(Stored records)
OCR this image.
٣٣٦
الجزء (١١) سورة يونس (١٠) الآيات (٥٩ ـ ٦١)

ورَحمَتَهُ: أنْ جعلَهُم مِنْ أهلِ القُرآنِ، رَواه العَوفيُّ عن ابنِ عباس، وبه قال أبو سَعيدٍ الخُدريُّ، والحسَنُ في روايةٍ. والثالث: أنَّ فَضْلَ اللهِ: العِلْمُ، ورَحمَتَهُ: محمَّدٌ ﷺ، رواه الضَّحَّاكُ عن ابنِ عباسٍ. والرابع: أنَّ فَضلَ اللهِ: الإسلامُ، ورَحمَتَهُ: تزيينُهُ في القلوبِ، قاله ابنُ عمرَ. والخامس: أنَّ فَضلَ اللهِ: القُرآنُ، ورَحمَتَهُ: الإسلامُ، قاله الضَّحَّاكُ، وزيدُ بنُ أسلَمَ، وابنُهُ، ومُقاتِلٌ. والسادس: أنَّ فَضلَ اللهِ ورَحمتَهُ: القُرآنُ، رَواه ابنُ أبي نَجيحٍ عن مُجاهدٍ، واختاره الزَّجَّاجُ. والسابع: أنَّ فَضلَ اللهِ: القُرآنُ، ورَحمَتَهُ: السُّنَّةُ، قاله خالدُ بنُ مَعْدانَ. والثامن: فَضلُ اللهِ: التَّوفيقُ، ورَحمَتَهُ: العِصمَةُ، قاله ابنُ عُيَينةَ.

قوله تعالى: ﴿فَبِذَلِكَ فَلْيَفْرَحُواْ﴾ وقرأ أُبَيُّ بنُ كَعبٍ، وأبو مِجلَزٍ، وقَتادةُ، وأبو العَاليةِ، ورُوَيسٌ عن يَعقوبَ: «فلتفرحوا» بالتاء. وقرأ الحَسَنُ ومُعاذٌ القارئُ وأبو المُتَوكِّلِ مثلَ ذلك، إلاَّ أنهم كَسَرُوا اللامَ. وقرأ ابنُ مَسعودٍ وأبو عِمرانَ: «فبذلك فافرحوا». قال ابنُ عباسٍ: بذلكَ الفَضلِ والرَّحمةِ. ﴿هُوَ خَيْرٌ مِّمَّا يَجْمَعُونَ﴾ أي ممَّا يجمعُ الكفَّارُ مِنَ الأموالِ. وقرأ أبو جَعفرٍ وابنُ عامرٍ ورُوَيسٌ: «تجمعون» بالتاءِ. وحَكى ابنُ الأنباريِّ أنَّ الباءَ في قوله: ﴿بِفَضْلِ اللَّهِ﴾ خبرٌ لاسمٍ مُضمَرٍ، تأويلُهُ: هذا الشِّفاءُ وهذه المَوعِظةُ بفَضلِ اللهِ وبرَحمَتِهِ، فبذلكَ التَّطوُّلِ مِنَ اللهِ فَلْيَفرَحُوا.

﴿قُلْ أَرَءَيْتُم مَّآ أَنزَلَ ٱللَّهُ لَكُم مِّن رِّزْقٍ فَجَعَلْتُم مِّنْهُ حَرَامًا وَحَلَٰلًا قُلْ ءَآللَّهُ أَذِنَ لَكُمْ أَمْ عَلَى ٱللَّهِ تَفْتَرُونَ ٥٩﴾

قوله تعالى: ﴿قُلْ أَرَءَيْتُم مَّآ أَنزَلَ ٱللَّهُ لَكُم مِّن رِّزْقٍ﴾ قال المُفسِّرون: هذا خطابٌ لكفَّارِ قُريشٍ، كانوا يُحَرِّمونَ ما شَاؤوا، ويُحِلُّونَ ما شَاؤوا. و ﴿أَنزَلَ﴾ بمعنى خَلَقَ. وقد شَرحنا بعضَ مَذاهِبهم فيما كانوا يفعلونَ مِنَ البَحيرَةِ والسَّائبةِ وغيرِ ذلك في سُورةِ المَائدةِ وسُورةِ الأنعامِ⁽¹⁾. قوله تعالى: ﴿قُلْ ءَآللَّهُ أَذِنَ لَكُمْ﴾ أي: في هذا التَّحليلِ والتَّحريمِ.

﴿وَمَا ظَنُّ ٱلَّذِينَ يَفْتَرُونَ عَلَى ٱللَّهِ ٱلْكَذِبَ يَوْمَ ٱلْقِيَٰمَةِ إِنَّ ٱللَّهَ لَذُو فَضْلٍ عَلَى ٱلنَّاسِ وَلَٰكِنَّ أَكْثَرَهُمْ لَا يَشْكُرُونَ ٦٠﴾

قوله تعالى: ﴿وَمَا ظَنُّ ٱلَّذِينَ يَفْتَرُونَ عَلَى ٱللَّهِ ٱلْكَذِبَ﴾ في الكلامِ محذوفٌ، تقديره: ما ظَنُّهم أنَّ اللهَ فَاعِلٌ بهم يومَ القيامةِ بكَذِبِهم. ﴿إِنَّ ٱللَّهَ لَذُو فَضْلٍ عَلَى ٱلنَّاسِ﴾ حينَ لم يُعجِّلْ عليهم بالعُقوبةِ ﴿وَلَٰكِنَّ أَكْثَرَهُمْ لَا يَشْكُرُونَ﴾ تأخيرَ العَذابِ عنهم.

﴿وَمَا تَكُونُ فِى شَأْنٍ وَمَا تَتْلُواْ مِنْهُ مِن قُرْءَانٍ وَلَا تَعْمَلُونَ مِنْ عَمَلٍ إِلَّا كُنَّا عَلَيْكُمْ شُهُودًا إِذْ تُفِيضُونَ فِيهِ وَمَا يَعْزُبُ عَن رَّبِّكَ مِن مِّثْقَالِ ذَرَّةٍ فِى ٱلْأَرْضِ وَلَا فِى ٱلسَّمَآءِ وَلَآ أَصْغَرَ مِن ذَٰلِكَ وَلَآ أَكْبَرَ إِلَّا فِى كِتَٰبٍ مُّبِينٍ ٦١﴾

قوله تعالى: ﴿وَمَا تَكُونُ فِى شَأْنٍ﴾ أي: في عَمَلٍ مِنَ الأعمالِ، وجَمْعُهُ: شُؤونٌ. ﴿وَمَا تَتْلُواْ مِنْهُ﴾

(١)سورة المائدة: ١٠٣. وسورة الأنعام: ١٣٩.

### [Written exercise]
Return the material in full, exactly as shown.

### [Task solution]
OCR this image.
٣٣٦
الجزء (١١) سورة يونس (١٠) الآيات (٥٩ ـ ٦١)

ورَحمَتَهُ: أنْ جعلَهُم مِنْ أهلِ القُرآنِ، رَواه العَوفيُّ عن ابنِ عباس، وبه قال أبو سَعيدٍ الخُدريُّ، والحسَنُ في روايةٍ. والثالث: أنَّ فَضْلَ اللهِ: العِلْمُ، ورَحمَتَهُ: محمَّدٌ ﷺ، رواه الضَّحَّاكُ عن ابنِ عباسٍ. والرابع: أنَّ فَضلَ اللهِ: الإسلامُ، ورَحمَتَهُ: تزيينُهُ في القلوبِ، قاله ابنُ عمرَ. والخامس: أنَّ فَضلَ اللهِ: القُرآنُ، ورَحمَتَهُ: الإسلامُ، قاله الضَّحَّاكُ، وزيدُ بنُ أسلَمَ، وابنُهُ، ومُقاتِلٌ. والسادس: أنَّ فَضلَ اللهِ ورَحمتَهُ: القُرآنُ، رَواه ابنُ أبي نَجيحٍ عن مُجاهدٍ، واختاره الزَّجَّاجُ. والسابع: أنَّ فَضلَ اللهِ: القُرآنُ، ورَحمَتَهُ: السُّنَّةُ، قاله خالدُ بنُ مَعْدانَ. والثامن: فَضلُ اللهِ: التَّوفيقُ، ورَحمَتَهُ: العِصمَةُ، قاله ابنُ عُيَينةَ.

قوله تعالى: ﴿فَبِذَلِكَ فَلْيَفْرَحُواْ﴾ وقرأ أُبَيُّ بنُ كَعبٍ، وأبو مِجلَزٍ، وقَتادةُ، وأبو العَاليةِ، ورُوَيسٌ عن يَعقوبَ: «فلتفرحوا» بالتاء. وقرأ الحَسَنُ ومُعاذٌ القارئُ وأبو المُتَوكِّلِ مثلَ ذلك، إلاَّ أنهم كَسَرُوا اللامَ. وقرأ ابنُ مَسعودٍ وأبو عِمرانَ: «فبذلك فافرحوا». قال ابنُ عباسٍ: بذلكَ الفَضلِ والرَّحمةِ. ﴿هُوَ خَيْرٌ مِّمَّا يَجْمَعُونَ﴾ أي ممَّا يجمعُ الكفَّارُ مِنَ الأموالِ. وقرأ أبو جَعفرٍ وابنُ عامرٍ ورُوَيسٌ: «تجمعون» بالتاءِ. وحَكى ابنُ الأنباريِّ أنَّ الباءَ في قوله: ﴿بِفَضْلِ اللَّهِ﴾ خبرٌ لاسمٍ مُضمَرٍ، تأويلُهُ: هذا الشِّفاءُ وهذه المَوعِظةُ بفَضلِ اللهِ وبرَحمَتِهِ، فبذلكَ التَّطوُّلِ مِنَ اللهِ فَلْيَفرَحُوا.

﴿قُلْ أَرَءَيْتُم مَّآ أَنزَلَ ٱللَّهُ لَكُم مِّن رِّزْقٍ فَجَعَلْتُم مِّنْهُ حَرَامًا وَحَلَٰلًا قُلْ ءَآللَّهُ أَذِنَ لَكُمْ أَمْ عَلَى ٱللَّهِ تَفْتَرُونَ ٥٩﴾

قوله تعالى: ﴿قُلْ أَرَءَيْتُم مَّآ أَنزَلَ ٱللَّهُ لَكُم مِّن رِّزْقٍ﴾ قال المُفسِّرون: هذا خطابٌ لكفَّارِ قُريشٍ، كانوا يُحَرِّمونَ ما شَاؤوا، ويُحِلُّونَ ما شَاؤوا. و ﴿أَنزَلَ﴾ بمعنى خَلَقَ. وقد شَرحنا بعضَ مَذاهِبهم فيما كانوا يفعلونَ مِنَ البَحيرَةِ والسَّائبةِ وغيرِ ذلك في سُورةِ المَائدةِ وسُورةِ الأنعامِ⁽¹⁾. قوله تعالى: ﴿قُلْ ءَآللَّهُ أَذِنَ لَكُمْ﴾ أي: في هذا التَّحليلِ والتَّحريمِ.

﴿وَمَا ظَنُّ ٱلَّذِينَ يَفْتَرُونَ عَلَى ٱللَّهِ ٱلْكَذِبَ يَوْمَ ٱلْقِيَٰمَةِ إِنَّ ٱللَّهَ لَذُو فَضْلٍ عَلَى ٱلنَّاسِ وَلَٰكِنَّ أَكْثَرَهُمْ لَا يَشْكُرُونَ ٦٠﴾

قوله تعالى: ﴿وَمَا ظَنُّ ٱلَّذِينَ يَفْتَرُونَ عَلَى ٱللَّهِ ٱلْكَذِبَ﴾ في الكلامِ محذوفٌ، تقديره: ما ظَنُّهم أنَّ اللهَ فَاعِلٌ بهم يومَ القيامةِ بكَذِبِهم. ﴿إِنَّ ٱللَّهَ لَذُو فَضْلٍ عَلَى ٱلنَّاسِ﴾ حينَ لم يُعجِّلْ عليهم بالعُقوبةِ ﴿وَلَٰكِنَّ أَكْثَرَهُمْ لَا يَشْكُرُونَ﴾ تأخيرَ العَذابِ عنهم.

﴿وَمَا تَكُونُ فِى شَأْنٍ وَمَا تَتْلُواْ مِنْهُ مِن قُرْءَانٍ وَلَا تَعْمَلُونَ مِنْ عَمَلٍ إِلَّا كُنَّا عَلَيْكُمْ شُهُودًا إِذْ تُفِيضُونَ فِيهِ وَمَا يَعْزُبُ عَن رَّبِّكَ مِن مِّثْقَالِ ذَرَّةٍ فِى ٱلْأَرْضِ وَلَا فِى ٱلسَّمَآءِ وَلَآ أَصْغَرَ مِن ذَٰلِكَ وَلَآ أَكْبَرَ إِلَّا فِى كِتَٰبٍ مُّبِينٍ ٦١﴾

قوله تعالى: ﴿وَمَا تَكُونُ فِى شَأْنٍ﴾ أي: في عَمَلٍ مِنَ الأعمالِ، وجَمْعُهُ: شُؤونٌ. ﴿وَمَا تَتْلُواْ مِنْهُ﴾

(١)سورة المائدة: ١٠٣. وسورة الأنعام: ١٣٩.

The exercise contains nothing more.